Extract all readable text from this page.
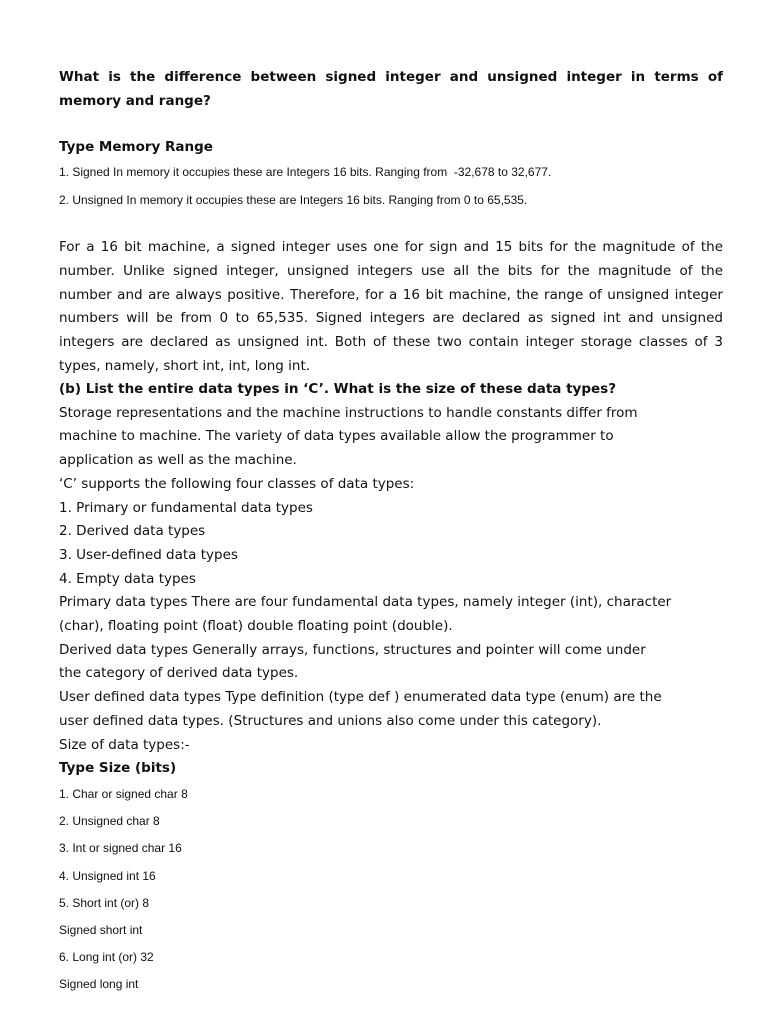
What is the difference between signed integer and unsigned integer in terms of memory and range?

Type Memory Range

1. Signed In memory it occupies these are Integers 16 bits. Ranging from  -32,678 to 32,677.

2. Unsigned In memory it occupies these are Integers 16 bits. Ranging from 0 to 65,535.

For a 16 bit machine, a signed integer uses one for sign and 15 bits for the magnitude of the number. Unlike signed integer, unsigned integers use all the bits for the magnitude of the number and are always positive. Therefore, for a 16 bit machine, the range of unsigned integer numbers will be from 0 to 65,535. Signed integers are declared as signed int and unsigned integers are declared as unsigned int. Both of these two contain integer storage classes of 3 types, namely, short int, int, long int.

(b) List the entire data types in ‘C’. What is the size of these data types?
Storage representations and the machine instructions to handle constants differ from
machine to machine. The variety of data types available allow the programmer to
application as well as the machine.
‘C’ supports the following four classes of data types:
1. Primary or fundamental data types
2. Derived data types
3. User-defined data types
4. Empty data types
Primary data types There are four fundamental data types, namely integer (int), character
(char), floating point (float) double floating point (double).
Derived data types Generally arrays, functions, structures and pointer will come under
the category of derived data types.
User defined data types Type definition (type def ) enumerated data type (enum) are the
user defined data types. (Structures and unions also come under this category).
Size of data types:-
Type Size (bits)
1. Char or signed char 8
2. Unsigned char 8
3. Int or signed char 16
4. Unsigned int 16
5. Short int (or) 8
Signed short int
6. Long int (or) 32
Signed long int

-*-*-

Say how many lines in the records contain the string "fundamental", and say nothing else.

2